---------- Information shown

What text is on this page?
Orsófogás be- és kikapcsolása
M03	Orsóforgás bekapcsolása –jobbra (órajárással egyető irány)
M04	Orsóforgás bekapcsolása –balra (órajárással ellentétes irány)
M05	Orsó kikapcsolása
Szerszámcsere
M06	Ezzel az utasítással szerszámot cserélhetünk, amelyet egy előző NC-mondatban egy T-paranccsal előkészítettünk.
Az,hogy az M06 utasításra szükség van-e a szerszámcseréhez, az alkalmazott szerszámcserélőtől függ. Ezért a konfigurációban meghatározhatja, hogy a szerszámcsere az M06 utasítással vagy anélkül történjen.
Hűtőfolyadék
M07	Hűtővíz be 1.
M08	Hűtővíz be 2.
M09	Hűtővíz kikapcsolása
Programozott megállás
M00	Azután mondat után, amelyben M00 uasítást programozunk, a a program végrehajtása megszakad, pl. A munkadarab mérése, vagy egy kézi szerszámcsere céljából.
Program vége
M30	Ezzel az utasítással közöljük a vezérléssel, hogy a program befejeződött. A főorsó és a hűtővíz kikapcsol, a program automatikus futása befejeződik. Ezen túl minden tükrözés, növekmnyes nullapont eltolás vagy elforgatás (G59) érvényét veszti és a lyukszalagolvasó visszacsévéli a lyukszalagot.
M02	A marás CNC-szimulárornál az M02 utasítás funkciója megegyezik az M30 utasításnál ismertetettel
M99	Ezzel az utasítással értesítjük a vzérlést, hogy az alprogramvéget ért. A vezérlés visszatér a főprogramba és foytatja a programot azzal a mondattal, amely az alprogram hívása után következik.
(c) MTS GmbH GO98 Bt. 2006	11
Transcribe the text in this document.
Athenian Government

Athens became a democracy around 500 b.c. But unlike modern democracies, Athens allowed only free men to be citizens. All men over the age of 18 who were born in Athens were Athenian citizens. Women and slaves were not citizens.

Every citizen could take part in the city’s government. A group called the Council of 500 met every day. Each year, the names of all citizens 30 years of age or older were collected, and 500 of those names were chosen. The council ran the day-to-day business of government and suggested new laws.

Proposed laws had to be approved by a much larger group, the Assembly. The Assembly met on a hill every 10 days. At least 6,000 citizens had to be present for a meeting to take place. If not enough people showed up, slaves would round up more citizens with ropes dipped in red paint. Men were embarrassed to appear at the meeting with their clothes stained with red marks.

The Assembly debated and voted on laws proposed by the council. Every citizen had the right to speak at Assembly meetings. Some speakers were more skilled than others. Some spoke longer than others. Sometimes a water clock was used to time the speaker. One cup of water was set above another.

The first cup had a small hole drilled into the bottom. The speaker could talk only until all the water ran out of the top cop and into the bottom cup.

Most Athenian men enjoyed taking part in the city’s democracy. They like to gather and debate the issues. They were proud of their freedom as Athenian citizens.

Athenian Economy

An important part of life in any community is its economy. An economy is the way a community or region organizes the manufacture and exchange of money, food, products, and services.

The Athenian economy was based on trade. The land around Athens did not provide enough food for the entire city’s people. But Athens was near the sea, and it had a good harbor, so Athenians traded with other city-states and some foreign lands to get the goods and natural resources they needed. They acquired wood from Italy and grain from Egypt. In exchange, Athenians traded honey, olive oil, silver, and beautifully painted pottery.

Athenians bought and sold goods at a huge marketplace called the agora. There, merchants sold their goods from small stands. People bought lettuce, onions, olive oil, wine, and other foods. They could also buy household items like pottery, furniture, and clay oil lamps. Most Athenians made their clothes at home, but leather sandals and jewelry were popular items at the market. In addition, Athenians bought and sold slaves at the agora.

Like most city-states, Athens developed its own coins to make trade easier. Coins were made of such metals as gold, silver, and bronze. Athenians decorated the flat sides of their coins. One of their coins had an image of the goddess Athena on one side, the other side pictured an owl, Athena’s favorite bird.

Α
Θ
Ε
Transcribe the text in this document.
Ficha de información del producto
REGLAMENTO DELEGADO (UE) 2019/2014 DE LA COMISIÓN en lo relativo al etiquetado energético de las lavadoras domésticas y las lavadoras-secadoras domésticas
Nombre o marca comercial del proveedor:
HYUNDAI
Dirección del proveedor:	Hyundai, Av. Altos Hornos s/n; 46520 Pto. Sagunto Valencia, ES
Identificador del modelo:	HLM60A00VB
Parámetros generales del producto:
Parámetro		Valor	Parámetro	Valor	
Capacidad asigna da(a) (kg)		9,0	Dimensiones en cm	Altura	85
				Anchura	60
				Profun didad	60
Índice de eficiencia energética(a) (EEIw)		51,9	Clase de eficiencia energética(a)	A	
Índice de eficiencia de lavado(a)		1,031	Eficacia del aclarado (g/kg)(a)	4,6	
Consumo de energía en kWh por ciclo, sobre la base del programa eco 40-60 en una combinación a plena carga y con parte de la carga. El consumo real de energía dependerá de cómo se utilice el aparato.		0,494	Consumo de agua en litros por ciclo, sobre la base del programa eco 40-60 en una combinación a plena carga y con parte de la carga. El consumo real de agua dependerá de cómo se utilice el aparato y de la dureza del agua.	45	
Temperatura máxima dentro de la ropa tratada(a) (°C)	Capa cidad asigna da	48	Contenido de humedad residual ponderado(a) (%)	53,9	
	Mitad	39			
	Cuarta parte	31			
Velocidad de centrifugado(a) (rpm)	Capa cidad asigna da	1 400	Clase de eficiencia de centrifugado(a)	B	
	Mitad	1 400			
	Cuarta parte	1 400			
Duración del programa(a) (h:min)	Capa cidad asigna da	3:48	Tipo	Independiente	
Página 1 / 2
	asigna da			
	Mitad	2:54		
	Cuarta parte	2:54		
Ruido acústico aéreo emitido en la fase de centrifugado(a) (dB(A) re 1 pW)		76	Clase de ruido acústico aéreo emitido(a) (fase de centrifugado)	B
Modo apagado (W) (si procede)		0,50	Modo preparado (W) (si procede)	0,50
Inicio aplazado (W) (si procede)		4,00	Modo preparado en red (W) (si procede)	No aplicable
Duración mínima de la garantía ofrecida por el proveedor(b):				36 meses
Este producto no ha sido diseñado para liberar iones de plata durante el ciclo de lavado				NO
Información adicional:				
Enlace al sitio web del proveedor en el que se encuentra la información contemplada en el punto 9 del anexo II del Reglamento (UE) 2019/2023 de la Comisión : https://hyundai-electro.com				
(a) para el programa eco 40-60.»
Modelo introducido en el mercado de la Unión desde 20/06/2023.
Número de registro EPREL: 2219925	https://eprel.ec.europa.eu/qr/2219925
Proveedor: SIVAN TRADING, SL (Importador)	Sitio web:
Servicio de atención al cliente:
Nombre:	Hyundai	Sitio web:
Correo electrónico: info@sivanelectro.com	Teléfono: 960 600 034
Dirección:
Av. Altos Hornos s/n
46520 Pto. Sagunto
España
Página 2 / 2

--------------------

(Your task)
Filter the records above for lines containing the word "council", and copy those lines.

(Response to this exercise)
Every citizen could take part in the city’s government. A group called the Council of 500 met every day. Each year, the names of all citizens 30 years of age or older were collected, and 500 of those names were chosen. The council ran the day-to-day business of government and suggested new laws.
The Assembly debated and voted on laws proposed by the council. Every citizen had the right to speak at Assembly meetings. Some speakers were more skilled than others. Some spoke longer than others. Sometimes a water clock was used to time the speaker. One cup of water was set above another.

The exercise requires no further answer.